Given entries:
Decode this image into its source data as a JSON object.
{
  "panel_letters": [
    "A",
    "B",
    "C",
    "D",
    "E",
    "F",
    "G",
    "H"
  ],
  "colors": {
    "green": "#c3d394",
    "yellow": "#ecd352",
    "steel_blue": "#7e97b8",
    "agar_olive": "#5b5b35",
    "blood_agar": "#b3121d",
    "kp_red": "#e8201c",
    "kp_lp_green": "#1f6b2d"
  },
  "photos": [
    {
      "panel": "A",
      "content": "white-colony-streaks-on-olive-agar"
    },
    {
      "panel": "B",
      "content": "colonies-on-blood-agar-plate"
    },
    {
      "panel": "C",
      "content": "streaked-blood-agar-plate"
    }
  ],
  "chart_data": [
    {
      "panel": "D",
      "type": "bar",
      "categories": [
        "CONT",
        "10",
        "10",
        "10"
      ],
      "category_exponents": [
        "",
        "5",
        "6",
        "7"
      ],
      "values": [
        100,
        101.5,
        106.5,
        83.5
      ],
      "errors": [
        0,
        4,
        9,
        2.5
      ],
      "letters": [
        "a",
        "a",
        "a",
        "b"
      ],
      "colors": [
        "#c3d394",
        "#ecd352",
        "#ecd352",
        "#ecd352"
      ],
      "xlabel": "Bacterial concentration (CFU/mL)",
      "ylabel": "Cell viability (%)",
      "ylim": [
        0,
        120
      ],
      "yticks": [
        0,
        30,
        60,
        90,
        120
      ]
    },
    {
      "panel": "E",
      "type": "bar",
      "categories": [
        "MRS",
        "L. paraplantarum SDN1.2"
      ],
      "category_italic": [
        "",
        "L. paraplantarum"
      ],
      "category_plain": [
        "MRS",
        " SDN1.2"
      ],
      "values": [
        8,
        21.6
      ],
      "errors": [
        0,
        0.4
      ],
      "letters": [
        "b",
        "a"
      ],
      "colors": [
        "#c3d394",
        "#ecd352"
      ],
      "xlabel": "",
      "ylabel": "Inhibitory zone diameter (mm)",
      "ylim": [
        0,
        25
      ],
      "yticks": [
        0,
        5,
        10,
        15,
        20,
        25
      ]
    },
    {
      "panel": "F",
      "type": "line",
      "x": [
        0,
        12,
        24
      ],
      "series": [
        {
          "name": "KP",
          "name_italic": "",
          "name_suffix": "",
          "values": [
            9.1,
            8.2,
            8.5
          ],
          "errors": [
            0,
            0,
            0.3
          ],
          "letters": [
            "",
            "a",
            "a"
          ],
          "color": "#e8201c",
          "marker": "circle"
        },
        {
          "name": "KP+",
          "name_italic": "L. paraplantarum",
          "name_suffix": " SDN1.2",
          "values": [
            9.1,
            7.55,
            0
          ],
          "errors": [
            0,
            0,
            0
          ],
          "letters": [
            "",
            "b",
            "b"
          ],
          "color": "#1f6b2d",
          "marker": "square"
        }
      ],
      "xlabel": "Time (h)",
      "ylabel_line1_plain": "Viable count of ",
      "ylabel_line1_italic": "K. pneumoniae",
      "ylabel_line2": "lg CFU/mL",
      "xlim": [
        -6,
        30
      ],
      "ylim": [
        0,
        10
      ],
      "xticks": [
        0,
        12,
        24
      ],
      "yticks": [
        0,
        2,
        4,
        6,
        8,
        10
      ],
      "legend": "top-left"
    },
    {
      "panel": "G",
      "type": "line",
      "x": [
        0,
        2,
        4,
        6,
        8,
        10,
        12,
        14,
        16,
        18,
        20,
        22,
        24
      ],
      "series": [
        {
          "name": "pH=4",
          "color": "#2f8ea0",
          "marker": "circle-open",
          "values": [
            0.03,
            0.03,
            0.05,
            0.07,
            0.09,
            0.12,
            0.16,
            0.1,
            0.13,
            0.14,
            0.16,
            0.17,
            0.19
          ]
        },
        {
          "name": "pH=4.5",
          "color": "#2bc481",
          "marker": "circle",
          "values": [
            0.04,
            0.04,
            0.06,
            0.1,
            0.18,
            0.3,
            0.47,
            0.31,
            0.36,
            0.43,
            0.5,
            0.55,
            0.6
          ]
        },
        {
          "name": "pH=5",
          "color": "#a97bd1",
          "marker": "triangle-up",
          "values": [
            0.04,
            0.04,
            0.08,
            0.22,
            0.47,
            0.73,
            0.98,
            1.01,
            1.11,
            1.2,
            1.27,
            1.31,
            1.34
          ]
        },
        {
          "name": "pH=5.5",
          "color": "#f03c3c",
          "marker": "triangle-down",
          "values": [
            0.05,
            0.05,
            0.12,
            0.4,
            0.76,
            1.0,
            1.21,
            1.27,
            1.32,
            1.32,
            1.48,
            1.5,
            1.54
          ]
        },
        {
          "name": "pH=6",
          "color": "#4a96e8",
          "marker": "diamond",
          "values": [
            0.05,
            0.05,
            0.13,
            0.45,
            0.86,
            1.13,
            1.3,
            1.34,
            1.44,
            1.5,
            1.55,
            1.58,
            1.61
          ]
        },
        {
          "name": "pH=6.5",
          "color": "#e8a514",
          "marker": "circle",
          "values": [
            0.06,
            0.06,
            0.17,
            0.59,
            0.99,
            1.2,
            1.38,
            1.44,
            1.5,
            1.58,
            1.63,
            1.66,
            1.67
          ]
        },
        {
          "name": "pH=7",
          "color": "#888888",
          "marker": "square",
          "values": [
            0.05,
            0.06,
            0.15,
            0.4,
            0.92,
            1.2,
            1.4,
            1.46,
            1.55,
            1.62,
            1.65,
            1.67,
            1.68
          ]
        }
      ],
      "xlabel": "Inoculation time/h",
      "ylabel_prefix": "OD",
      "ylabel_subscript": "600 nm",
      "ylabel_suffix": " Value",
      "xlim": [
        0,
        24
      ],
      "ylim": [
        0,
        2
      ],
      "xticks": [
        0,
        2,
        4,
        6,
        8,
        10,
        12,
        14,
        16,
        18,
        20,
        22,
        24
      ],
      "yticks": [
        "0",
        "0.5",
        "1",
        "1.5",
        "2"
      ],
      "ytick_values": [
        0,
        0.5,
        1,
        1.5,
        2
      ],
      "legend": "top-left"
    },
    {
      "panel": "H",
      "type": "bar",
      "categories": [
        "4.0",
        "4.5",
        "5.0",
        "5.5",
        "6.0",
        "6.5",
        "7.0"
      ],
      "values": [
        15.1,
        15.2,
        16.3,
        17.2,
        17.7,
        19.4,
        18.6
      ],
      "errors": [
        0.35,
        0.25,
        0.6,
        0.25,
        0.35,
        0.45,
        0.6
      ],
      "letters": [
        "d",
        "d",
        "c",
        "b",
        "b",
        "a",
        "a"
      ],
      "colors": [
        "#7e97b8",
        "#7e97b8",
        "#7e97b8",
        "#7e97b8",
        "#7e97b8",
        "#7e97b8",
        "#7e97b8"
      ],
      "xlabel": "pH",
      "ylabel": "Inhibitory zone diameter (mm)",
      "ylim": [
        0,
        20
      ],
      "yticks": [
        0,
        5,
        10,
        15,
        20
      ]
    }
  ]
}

Problem statement: Repeat the data. Leave nothing out and change nothing.

Task result:
Decode this image into its source data as a JSON object.
{
  "panel_letters": [
    "A",
    "B",
    "C",
    "D",
    "E",
    "F",
    "G",
    "H"
  ],
  "colors": {
    "green": "#c3d394",
    "yellow": "#ecd352",
    "steel_blue": "#7e97b8",
    "agar_olive": "#5b5b35",
    "blood_agar": "#b3121d",
    "kp_red": "#e8201c",
    "kp_lp_green": "#1f6b2d"
  },
  "photos": [
    {
      "panel": "A",
      "content": "white-colony-streaks-on-olive-agar"
    },
    {
      "panel": "B",
      "content": "colonies-on-blood-agar-plate"
    },
    {
      "panel": "C",
      "content": "streaked-blood-agar-plate"
    }
  ],
  "chart_data": [
    {
      "panel": "D",
      "type": "bar",
      "categories": [
        "CONT",
        "10",
        "10",
        "10"
      ],
      "category_exponents": [
        "",
        "5",
        "6",
        "7"
      ],
      "values": [
        100,
        101.5,
        106.5,
        83.5
      ],
      "errors": [
        0,
        4,
        9,
        2.5
      ],
      "letters": [
        "a",
        "a",
        "a",
        "b"
      ],
      "colors": [
        "#c3d394",
        "#ecd352",
        "#ecd352",
        "#ecd352"
      ],
      "xlabel": "Bacterial concentration (CFU/mL)",
      "ylabel": "Cell viability (%)",
      "ylim": [
        0,
        120
      ],
      "yticks": [
        0,
        30,
        60,
        90,
        120
      ]
    },
    {
      "panel": "E",
      "type": "bar",
      "categories": [
        "MRS",
        "L. paraplantarum SDN1.2"
      ],
      "category_italic": [
        "",
        "L. paraplantarum"
      ],
      "category_plain": [
        "MRS",
        " SDN1.2"
      ],
      "values": [
        8,
        21.6
      ],
      "errors": [
        0,
        0.4
      ],
      "letters": [
        "b",
        "a"
      ],
      "colors": [
        "#c3d394",
        "#ecd352"
      ],
      "xlabel": "",
      "ylabel": "Inhibitory zone diameter (mm)",
      "ylim": [
        0,
        25
      ],
      "yticks": [
        0,
        5,
        10,
        15,
        20,
        25
      ]
    },
    {
      "panel": "F",
      "type": "line",
      "x": [
        0,
        12,
        24
      ],
      "series": [
        {
          "name": "KP",
          "name_italic": "",
          "name_suffix": "",
          "values": [
            9.1,
            8.2,
            8.5
          ],
          "errors": [
            0,
            0,
            0.3
          ],
          "letters": [
            "",
            "a",
            "a"
          ],
          "color": "#e8201c",
          "marker": "circle"
        },
        {
          "name": "KP+",
          "name_italic": "L. paraplantarum",
          "name_suffix": " SDN1.2",
          "values": [
            9.1,
            7.55,
            0
          ],
          "errors": [
            0,
            0,
            0
          ],
          "letters": [
            "",
            "b",
            "b"
          ],
          "color": "#1f6b2d",
          "marker": "square"
        }
      ],
      "xlabel": "Time (h)",
      "ylabel_line1_plain": "Viable count of ",
      "ylabel_line1_italic": "K. pneumoniae",
      "ylabel_line2": "lg CFU/mL",
      "xlim": [
        -6,
        30
      ],
      "ylim": [
        0,
        10
      ],
      "xticks": [
        0,
        12,
        24
      ],
      "yticks": [
        0,
        2,
        4,
        6,
        8,
        10
      ],
      "legend": "top-left"
    },
    {
      "panel": "G",
      "type": "line",
      "x": [
        0,
        2,
        4,
        6,
        8,
        10,
        12,
        14,
        16,
        18,
        20,
        22,
        24
      ],
      "series": [
        {
          "name": "pH=4",
          "color": "#2f8ea0",
          "marker": "circle-open",
          "values": [
            0.03,
            0.03,
            0.05,
            0.07,
            0.09,
            0.12,
            0.16,
            0.1,
            0.13,
            0.14,
            0.16,
            0.17,
            0.19
          ]
        },
        {
          "name": "pH=4.5",
          "color": "#2bc481",
          "marker": "circle",
          "values": [
            0.04,
            0.04,
            0.06,
            0.1,
            0.18,
            0.3,
            0.47,
            0.31,
            0.36,
            0.43,
            0.5,
            0.55,
            0.6
          ]
        },
        {
          "name": "pH=5",
          "color": "#a97bd1",
          "marker": "triangle-up",
          "values": [
            0.04,
            0.04,
            0.08,
            0.22,
            0.47,
            0.73,
            0.98,
            1.01,
            1.11,
            1.2,
            1.27,
            1.31,
            1.34
          ]
        },
        {
          "name": "pH=5.5",
          "color": "#f03c3c",
          "marker": "triangle-down",
          "values": [
            0.05,
            0.05,
            0.12,
            0.4,
            0.76,
            1.0,
            1.21,
            1.27,
            1.32,
            1.32,
            1.48,
            1.5,
            1.54
          ]
        },
        {
          "name": "pH=6",
          "color": "#4a96e8",
          "marker": "diamond",
          "values": [
            0.05,
            0.05,
            0.13,
            0.45,
            0.86,
            1.13,
            1.3,
            1.34,
            1.44,
            1.5,
            1.55,
            1.58,
            1.61
          ]
        },
        {
          "name": "pH=6.5",
          "color": "#e8a514",
          "marker": "circle",
          "values": [
            0.06,
            0.06,
            0.17,
            0.59,
            0.99,
            1.2,
            1.38,
            1.44,
            1.5,
            1.58,
            1.63,
            1.66,
            1.67
          ]
        },
        {
          "name": "pH=7",
          "color": "#888888",
          "marker": "square",
          "values": [
            0.05,
            0.06,
            0.15,
            0.4,
            0.92,
            1.2,
            1.4,
            1.46,
            1.55,
            1.62,
            1.65,
            1.67,
            1.68
          ]
        }
      ],
      "xlabel": "Inoculation time/h",
      "ylabel_prefix": "OD",
      "ylabel_subscript": "600 nm",
      "ylabel_suffix": " Value",
      "xlim": [
        0,
        24
      ],
      "ylim": [
        0,
        2
      ],
      "xticks": [
        0,
        2,
        4,
        6,
        8,
        10,
        12,
        14,
        16,
        18,
        20,
        22,
        24
      ],
      "yticks": [
        "0",
        "0.5",
        "1",
        "1.5",
        "2"
      ],
      "ytick_values": [
        0,
        0.5,
        1,
        1.5,
        2
      ],
      "legend": "top-left"
    },
    {
      "panel": "H",
      "type": "bar",
      "categories": [
        "4.0",
        "4.5",
        "5.0",
        "5.5",
        "6.0",
        "6.5",
        "7.0"
      ],
      "values": [
        15.1,
        15.2,
        16.3,
        17.2,
        17.7,
        19.4,
        18.6
      ],
      "errors": [
        0.35,
        0.25,
        0.6,
        0.25,
        0.35,
        0.45,
        0.6
      ],
      "letters": [
        "d",
        "d",
        "c",
        "b",
        "b",
        "a",
        "a"
      ],
      "colors": [
        "#7e97b8",
        "#7e97b8",
        "#7e97b8",
        "#7e97b8",
        "#7e97b8",
        "#7e97b8",
        "#7e97b8"
      ],
      "xlabel": "pH",
      "ylabel": "Inhibitory zone diameter (mm)",
      "ylim": [
        0,
        20
      ],
      "yticks": [
        0,
        5,
        10,
        15,
        20
      ]
    }
  ]
}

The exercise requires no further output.